--- START ---

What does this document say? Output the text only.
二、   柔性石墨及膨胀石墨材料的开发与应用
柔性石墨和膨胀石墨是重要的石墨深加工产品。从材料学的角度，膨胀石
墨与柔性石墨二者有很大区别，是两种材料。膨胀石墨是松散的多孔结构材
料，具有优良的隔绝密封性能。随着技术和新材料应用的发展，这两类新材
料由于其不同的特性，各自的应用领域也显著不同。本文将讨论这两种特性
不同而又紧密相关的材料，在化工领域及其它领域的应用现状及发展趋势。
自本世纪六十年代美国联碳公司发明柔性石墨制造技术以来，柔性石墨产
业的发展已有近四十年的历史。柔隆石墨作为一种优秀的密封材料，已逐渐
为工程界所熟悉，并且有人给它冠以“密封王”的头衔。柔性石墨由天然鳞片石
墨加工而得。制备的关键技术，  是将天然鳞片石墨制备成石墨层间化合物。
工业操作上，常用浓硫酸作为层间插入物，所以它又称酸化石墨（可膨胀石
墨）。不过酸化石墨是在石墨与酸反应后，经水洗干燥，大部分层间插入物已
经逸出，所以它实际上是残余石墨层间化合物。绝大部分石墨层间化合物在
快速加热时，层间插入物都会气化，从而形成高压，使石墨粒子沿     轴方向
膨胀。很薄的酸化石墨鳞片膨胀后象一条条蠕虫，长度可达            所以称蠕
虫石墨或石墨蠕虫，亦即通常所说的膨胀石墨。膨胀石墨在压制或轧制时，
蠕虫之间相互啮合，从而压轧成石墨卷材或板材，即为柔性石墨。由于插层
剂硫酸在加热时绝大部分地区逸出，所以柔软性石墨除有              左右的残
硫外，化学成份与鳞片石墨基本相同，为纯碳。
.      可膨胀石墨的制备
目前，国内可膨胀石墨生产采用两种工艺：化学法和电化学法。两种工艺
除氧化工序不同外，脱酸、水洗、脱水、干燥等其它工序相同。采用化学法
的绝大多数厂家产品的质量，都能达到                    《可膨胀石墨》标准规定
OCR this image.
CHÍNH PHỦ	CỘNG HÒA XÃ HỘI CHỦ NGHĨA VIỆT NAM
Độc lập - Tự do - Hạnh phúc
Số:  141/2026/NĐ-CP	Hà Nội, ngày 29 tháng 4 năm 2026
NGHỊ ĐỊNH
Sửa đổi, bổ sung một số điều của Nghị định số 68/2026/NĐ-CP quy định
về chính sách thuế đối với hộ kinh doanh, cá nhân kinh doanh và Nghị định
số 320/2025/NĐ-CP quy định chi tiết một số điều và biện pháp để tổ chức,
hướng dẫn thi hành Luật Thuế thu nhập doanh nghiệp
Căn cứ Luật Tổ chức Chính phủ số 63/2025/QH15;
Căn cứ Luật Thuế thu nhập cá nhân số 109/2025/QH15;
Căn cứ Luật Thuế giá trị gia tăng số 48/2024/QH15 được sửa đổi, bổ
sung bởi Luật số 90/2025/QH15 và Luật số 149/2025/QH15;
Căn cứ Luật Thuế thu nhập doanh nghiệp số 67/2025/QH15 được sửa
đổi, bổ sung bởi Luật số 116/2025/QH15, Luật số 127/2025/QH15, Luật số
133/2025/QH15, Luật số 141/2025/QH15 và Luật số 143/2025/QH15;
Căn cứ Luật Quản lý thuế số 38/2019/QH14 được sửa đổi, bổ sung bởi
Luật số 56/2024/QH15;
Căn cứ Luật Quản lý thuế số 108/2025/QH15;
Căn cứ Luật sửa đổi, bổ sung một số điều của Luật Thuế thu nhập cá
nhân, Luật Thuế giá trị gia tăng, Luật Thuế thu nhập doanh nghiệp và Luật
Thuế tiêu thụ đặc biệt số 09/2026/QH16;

--- END ---

§ **SET EXERCISE**
Write out every record shown above, word for word.

§ **THE OUTPUT**
What does this document say? Output the text only.
二、   柔性石墨及膨胀石墨材料的开发与应用
柔性石墨和膨胀石墨是重要的石墨深加工产品。从材料学的角度，膨胀石
墨与柔性石墨二者有很大区别，是两种材料。膨胀石墨是松散的多孔结构材
料，具有优良的隔绝密封性能。随着技术和新材料应用的发展，这两类新材
料由于其不同的特性，各自的应用领域也显著不同。本文将讨论这两种特性
不同而又紧密相关的材料，在化工领域及其它领域的应用现状及发展趋势。
自本世纪六十年代美国联碳公司发明柔性石墨制造技术以来，柔性石墨产
业的发展已有近四十年的历史。柔隆石墨作为一种优秀的密封材料，已逐渐
为工程界所熟悉，并且有人给它冠以“密封王”的头衔。柔性石墨由天然鳞片石
墨加工而得。制备的关键技术，  是将天然鳞片石墨制备成石墨层间化合物。
工业操作上，常用浓硫酸作为层间插入物，所以它又称酸化石墨（可膨胀石
墨）。不过酸化石墨是在石墨与酸反应后，经水洗干燥，大部分层间插入物已
经逸出，所以它实际上是残余石墨层间化合物。绝大部分石墨层间化合物在
快速加热时，层间插入物都会气化，从而形成高压，使石墨粒子沿     轴方向
膨胀。很薄的酸化石墨鳞片膨胀后象一条条蠕虫，长度可达            所以称蠕
虫石墨或石墨蠕虫，亦即通常所说的膨胀石墨。膨胀石墨在压制或轧制时，
蠕虫之间相互啮合，从而压轧成石墨卷材或板材，即为柔性石墨。由于插层
剂硫酸在加热时绝大部分地区逸出，所以柔软性石墨除有              左右的残
硫外，化学成份与鳞片石墨基本相同，为纯碳。
.      可膨胀石墨的制备
目前，国内可膨胀石墨生产采用两种工艺：化学法和电化学法。两种工艺
除氧化工序不同外，脱酸、水洗、脱水、干燥等其它工序相同。采用化学法
的绝大多数厂家产品的质量，都能达到                    《可膨胀石墨》标准规定
OCR this image.
CHÍNH PHỦ	CỘNG HÒA XÃ HỘI CHỦ NGHĨA VIỆT NAM
Độc lập - Tự do - Hạnh phúc
Số:  141/2026/NĐ-CP	Hà Nội, ngày 29 tháng 4 năm 2026
NGHỊ ĐỊNH
Sửa đổi, bổ sung một số điều của Nghị định số 68/2026/NĐ-CP quy định
về chính sách thuế đối với hộ kinh doanh, cá nhân kinh doanh và Nghị định
số 320/2025/NĐ-CP quy định chi tiết một số điều và biện pháp để tổ chức,
hướng dẫn thi hành Luật Thuế thu nhập doanh nghiệp
Căn cứ Luật Tổ chức Chính phủ số 63/2025/QH15;
Căn cứ Luật Thuế thu nhập cá nhân số 109/2025/QH15;
Căn cứ Luật Thuế giá trị gia tăng số 48/2024/QH15 được sửa đổi, bổ
sung bởi Luật số 90/2025/QH15 và Luật số 149/2025/QH15;
Căn cứ Luật Thuế thu nhập doanh nghiệp số 67/2025/QH15 được sửa
đổi, bổ sung bởi Luật số 116/2025/QH15, Luật số 127/2025/QH15, Luật số
133/2025/QH15, Luật số 141/2025/QH15 và Luật số 143/2025/QH15;
Căn cứ Luật Quản lý thuế số 38/2019/QH14 được sửa đổi, bổ sung bởi
Luật số 56/2024/QH15;
Căn cứ Luật Quản lý thuế số 108/2025/QH15;
Căn cứ Luật sửa đổi, bổ sung một số điều của Luật Thuế thu nhập cá
nhân, Luật Thuế giá trị gia tăng, Luật Thuế thu nhập doanh nghiệp và Luật
Thuế tiêu thụ đặc biệt số 09/2026/QH16;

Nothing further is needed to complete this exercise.